**OBJECTIVE**
Starting at the line below that contains "OCR this image.", print each line through the end of the records exactly as it appears.

**RECORDS TO PROCESS**
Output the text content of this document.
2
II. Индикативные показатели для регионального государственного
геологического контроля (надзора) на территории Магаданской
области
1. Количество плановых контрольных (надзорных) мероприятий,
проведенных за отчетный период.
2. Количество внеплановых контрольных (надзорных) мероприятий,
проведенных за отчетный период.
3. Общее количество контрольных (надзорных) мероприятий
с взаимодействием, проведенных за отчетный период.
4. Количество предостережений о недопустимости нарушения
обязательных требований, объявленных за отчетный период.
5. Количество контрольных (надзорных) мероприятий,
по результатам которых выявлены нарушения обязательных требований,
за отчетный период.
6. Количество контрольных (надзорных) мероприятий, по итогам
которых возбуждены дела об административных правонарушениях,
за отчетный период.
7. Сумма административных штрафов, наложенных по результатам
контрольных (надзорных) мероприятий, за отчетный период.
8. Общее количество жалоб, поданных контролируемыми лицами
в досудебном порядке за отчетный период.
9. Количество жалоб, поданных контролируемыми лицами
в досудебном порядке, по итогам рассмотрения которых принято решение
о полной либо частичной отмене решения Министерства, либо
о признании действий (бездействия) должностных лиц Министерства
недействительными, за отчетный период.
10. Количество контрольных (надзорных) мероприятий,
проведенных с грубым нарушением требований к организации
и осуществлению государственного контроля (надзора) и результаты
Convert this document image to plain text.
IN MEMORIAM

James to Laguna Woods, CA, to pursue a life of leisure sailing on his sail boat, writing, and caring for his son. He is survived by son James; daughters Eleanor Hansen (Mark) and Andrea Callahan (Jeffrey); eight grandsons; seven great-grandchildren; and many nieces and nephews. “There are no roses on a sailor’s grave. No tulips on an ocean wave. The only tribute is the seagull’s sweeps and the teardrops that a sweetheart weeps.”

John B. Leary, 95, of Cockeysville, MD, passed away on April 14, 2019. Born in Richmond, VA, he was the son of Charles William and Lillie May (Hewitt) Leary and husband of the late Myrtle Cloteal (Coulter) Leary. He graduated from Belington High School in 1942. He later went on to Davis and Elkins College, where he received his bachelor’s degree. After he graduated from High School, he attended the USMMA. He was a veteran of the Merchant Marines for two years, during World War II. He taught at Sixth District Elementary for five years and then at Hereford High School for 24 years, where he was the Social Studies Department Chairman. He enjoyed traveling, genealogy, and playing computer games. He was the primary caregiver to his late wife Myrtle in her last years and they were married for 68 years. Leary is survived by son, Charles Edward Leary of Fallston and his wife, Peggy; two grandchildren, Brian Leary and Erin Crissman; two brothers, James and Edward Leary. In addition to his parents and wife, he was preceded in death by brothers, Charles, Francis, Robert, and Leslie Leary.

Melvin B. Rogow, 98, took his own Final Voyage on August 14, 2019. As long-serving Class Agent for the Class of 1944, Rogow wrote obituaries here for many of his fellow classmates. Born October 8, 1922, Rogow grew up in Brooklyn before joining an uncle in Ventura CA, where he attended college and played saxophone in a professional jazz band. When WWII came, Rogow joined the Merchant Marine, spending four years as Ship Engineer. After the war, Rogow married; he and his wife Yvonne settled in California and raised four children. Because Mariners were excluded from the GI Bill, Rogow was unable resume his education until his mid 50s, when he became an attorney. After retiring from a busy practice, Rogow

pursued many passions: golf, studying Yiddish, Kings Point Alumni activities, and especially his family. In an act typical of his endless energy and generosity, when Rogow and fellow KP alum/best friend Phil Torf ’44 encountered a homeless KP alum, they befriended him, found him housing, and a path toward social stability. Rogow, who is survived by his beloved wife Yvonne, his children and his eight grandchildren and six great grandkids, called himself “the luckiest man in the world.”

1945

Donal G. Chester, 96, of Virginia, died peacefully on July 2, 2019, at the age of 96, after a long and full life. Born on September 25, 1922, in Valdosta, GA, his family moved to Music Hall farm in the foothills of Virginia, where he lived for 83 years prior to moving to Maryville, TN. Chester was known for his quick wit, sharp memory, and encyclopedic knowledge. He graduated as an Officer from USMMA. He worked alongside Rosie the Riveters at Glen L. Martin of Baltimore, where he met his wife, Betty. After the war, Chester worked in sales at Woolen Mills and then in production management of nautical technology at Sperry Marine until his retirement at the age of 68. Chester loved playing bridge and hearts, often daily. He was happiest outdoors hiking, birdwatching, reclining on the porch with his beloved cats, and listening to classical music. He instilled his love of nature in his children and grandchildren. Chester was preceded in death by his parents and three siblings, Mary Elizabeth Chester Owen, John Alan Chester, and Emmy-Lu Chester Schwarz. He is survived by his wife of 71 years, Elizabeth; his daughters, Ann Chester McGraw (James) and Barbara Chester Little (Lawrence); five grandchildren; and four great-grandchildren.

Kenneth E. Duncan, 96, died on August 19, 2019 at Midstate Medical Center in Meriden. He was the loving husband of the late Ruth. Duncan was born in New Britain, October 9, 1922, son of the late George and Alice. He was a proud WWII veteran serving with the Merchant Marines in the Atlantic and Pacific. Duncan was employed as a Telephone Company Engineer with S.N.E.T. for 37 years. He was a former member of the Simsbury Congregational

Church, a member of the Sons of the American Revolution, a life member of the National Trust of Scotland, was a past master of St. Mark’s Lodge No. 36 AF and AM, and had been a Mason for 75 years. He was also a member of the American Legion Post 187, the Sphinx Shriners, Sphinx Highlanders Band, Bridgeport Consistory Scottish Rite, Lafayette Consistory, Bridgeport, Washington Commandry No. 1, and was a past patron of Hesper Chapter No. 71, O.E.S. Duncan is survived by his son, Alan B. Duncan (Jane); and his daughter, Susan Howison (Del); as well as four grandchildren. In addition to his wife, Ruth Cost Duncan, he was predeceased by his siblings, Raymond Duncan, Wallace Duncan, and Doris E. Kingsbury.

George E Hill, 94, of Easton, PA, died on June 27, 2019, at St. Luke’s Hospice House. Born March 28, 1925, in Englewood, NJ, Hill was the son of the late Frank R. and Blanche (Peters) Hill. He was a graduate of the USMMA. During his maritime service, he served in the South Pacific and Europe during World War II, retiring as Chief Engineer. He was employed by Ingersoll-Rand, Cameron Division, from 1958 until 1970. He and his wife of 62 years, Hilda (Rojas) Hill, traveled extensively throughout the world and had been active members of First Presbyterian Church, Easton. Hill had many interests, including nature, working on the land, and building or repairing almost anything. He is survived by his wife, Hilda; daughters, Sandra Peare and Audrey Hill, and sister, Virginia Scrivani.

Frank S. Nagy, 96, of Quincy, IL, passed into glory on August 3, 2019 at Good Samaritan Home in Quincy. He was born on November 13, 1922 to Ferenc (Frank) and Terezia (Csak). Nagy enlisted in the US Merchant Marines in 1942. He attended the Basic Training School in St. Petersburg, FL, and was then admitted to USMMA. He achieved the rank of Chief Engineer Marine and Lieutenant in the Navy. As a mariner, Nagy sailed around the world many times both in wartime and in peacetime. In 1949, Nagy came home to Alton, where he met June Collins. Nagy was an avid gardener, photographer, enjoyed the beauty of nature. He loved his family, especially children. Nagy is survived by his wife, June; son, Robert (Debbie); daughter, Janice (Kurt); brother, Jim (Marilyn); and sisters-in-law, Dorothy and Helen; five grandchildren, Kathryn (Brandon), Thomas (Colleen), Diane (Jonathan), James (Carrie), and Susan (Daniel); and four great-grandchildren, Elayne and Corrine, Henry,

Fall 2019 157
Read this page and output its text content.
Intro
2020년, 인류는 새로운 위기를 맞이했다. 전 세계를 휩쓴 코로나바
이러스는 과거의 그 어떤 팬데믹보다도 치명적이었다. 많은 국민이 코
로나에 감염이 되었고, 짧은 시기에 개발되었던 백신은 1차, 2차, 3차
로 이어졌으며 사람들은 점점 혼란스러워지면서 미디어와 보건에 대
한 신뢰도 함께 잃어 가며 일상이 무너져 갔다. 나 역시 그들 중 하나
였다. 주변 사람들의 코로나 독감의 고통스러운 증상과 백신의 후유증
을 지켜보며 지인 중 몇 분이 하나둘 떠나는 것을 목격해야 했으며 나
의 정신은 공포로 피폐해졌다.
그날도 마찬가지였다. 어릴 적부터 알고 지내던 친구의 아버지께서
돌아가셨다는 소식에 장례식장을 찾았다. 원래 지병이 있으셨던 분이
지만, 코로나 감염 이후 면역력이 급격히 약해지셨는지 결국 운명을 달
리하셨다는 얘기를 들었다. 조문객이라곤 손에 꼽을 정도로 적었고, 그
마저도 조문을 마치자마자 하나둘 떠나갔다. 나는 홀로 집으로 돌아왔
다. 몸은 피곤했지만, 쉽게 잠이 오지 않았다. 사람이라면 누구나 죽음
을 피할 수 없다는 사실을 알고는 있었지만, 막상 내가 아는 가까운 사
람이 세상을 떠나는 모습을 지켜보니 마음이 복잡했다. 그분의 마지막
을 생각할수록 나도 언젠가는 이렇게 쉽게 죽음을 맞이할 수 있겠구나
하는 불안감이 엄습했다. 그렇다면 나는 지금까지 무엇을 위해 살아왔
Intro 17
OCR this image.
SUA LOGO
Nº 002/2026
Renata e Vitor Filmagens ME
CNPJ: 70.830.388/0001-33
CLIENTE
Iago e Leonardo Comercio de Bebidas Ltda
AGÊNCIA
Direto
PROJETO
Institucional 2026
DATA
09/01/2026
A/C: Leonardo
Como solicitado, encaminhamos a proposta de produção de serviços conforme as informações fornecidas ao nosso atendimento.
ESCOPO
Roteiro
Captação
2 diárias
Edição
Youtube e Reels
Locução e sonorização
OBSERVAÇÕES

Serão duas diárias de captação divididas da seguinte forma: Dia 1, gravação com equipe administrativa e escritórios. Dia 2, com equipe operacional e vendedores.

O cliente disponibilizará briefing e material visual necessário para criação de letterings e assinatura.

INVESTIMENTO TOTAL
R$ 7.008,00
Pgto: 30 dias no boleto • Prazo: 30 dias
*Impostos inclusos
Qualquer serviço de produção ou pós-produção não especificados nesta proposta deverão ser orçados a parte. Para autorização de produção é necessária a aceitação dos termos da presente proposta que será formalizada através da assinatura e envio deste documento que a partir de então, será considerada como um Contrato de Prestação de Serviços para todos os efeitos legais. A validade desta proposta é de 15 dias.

**ANSWER TO THIS EXERCISE**
OCR this image.
SUA LOGO
Nº 002/2026
Renata e Vitor Filmagens ME
CNPJ: 70.830.388/0001-33
CLIENTE
Iago e Leonardo Comercio de Bebidas Ltda
AGÊNCIA
Direto
PROJETO
Institucional 2026
DATA
09/01/2026
A/C: Leonardo
Como solicitado, encaminhamos a proposta de produção de serviços conforme as informações fornecidas ao nosso atendimento.
ESCOPO
Roteiro
Captação
2 diárias
Edição
Youtube e Reels
Locução e sonorização
OBSERVAÇÕES

Serão duas diárias de captação divididas da seguinte forma: Dia 1, gravação com equipe administrativa e escritórios. Dia 2, com equipe operacional e vendedores.

O cliente disponibilizará briefing e material visual necessário para criação de letterings e assinatura.

INVESTIMENTO TOTAL
R$ 7.008,00
Pgto: 30 dias no boleto • Prazo: 30 dias
*Impostos inclusos
Qualquer serviço de produção ou pós-produção não especificados nesta proposta deverão ser orçados a parte. Para autorização de produção é necessária a aceitação dos termos da presente proposta que será formalizada através da assinatura e envio deste documento que a partir de então, será considerada como um Contrato de Prestação de Serviços para todos os efeitos legais. A validade desta proposta é de 15 dias.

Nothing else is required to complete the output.